::: GIVEN DATA
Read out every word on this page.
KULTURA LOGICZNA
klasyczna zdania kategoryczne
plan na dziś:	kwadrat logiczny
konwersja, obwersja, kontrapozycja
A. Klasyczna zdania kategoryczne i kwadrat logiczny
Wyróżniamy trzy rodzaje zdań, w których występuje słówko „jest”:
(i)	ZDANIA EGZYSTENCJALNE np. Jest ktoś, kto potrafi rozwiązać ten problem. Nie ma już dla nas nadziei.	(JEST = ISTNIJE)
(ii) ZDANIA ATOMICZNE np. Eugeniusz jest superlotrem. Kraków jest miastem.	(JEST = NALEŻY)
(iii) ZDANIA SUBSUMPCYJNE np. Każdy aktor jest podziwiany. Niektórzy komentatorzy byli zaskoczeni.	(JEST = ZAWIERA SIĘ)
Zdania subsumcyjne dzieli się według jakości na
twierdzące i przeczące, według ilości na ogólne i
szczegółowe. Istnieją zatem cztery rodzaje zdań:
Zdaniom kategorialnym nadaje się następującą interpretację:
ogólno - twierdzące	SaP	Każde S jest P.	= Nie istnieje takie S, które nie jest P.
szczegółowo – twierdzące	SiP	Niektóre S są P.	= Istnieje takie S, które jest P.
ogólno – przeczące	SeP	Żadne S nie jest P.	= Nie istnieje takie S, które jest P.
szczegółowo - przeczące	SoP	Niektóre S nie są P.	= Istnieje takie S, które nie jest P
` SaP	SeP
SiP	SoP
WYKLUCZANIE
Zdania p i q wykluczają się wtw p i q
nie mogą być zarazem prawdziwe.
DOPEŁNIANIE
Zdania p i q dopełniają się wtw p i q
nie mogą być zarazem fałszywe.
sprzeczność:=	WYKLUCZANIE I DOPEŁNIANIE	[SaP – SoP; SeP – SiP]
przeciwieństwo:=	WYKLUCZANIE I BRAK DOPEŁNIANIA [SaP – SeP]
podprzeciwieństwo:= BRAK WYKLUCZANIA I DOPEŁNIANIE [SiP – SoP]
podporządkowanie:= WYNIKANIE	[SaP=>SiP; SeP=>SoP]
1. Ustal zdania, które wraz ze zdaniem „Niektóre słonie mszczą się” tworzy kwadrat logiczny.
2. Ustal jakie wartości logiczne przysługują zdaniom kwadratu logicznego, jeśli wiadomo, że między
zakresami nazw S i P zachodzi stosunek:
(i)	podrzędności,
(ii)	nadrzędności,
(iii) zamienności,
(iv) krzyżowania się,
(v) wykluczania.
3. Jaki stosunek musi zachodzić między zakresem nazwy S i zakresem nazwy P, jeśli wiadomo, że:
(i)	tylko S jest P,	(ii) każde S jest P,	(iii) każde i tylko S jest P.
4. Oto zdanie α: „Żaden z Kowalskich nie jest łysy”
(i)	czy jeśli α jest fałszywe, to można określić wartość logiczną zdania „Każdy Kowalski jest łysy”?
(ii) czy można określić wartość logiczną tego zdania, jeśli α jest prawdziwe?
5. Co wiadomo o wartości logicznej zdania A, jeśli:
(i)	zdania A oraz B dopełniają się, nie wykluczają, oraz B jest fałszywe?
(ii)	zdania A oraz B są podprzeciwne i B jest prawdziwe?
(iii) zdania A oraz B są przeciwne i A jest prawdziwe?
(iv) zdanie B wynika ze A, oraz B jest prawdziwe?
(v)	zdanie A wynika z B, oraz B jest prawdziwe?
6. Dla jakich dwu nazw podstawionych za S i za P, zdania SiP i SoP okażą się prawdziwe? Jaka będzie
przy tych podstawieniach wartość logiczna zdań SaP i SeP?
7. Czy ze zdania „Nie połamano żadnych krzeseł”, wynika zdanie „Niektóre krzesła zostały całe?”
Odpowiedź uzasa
::::::
[DIRECTIONS]
Output all of the data above without any alteration.

[RESPONSE TO THE TASK]
Read out every word on this page.
KULTURA LOGICZNA
klasyczna zdania kategoryczne
plan na dziś:	kwadrat logiczny
konwersja, obwersja, kontrapozycja
A. Klasyczna zdania kategoryczne i kwadrat logiczny
Wyróżniamy trzy rodzaje zdań, w których występuje słówko „jest”:
(i)	ZDANIA EGZYSTENCJALNE np. Jest ktoś, kto potrafi rozwiązać ten problem. Nie ma już dla nas nadziei.	(JEST = ISTNIJE)
(ii) ZDANIA ATOMICZNE np. Eugeniusz jest superlotrem. Kraków jest miastem.	(JEST = NALEŻY)
(iii) ZDANIA SUBSUMPCYJNE np. Każdy aktor jest podziwiany. Niektórzy komentatorzy byli zaskoczeni.	(JEST = ZAWIERA SIĘ)
Zdania subsumcyjne dzieli się według jakości na
twierdzące i przeczące, według ilości na ogólne i
szczegółowe. Istnieją zatem cztery rodzaje zdań:
Zdaniom kategorialnym nadaje się następującą interpretację:
ogólno - twierdzące	SaP	Każde S jest P.	= Nie istnieje takie S, które nie jest P.
szczegółowo – twierdzące	SiP	Niektóre S są P.	= Istnieje takie S, które jest P.
ogólno – przeczące	SeP	Żadne S nie jest P.	= Nie istnieje takie S, które jest P.
szczegółowo - przeczące	SoP	Niektóre S nie są P.	= Istnieje takie S, które nie jest P
` SaP	SeP
SiP	SoP
WYKLUCZANIE
Zdania p i q wykluczają się wtw p i q
nie mogą być zarazem prawdziwe.
DOPEŁNIANIE
Zdania p i q dopełniają się wtw p i q
nie mogą być zarazem fałszywe.
sprzeczność:=	WYKLUCZANIE I DOPEŁNIANIE	[SaP – SoP; SeP – SiP]
przeciwieństwo:=	WYKLUCZANIE I BRAK DOPEŁNIANIA [SaP – SeP]
podprzeciwieństwo:= BRAK WYKLUCZANIA I DOPEŁNIANIE [SiP – SoP]
podporządkowanie:= WYNIKANIE	[SaP=>SiP; SeP=>SoP]
1. Ustal zdania, które wraz ze zdaniem „Niektóre słonie mszczą się” tworzy kwadrat logiczny.
2. Ustal jakie wartości logiczne przysługują zdaniom kwadratu logicznego, jeśli wiadomo, że między
zakresami nazw S i P zachodzi stosunek:
(i)	podrzędności,
(ii)	nadrzędności,
(iii) zamienności,
(iv) krzyżowania się,
(v) wykluczania.
3. Jaki stosunek musi zachodzić między zakresem nazwy S i zakresem nazwy P, jeśli wiadomo, że:
(i)	tylko S jest P,	(ii) każde S jest P,	(iii) każde i tylko S jest P.
4. Oto zdanie α: „Żaden z Kowalskich nie jest łysy”
(i)	czy jeśli α jest fałszywe, to można określić wartość logiczną zdania „Każdy Kowalski jest łysy”?
(ii) czy można określić wartość logiczną tego zdania, jeśli α jest prawdziwe?
5. Co wiadomo o wartości logicznej zdania A, jeśli:
(i)	zdania A oraz B dopełniają się, nie wykluczają, oraz B jest fałszywe?
(ii)	zdania A oraz B są podprzeciwne i B jest prawdziwe?
(iii) zdania A oraz B są przeciwne i A jest prawdziwe?
(iv) zdanie B wynika ze A, oraz B jest prawdziwe?
(v)	zdanie A wynika z B, oraz B jest prawdziwe?
6. Dla jakich dwu nazw podstawionych za S i za P, zdania SiP i SoP okażą się prawdziwe? Jaka będzie
przy tych podstawieniach wartość logiczna zdań SaP i SeP?
7. Czy ze zdania „Nie połamano żadnych krzeseł”, wynika zdanie „Niektóre krzesła zostały całe?”
Odpowiedź uzasa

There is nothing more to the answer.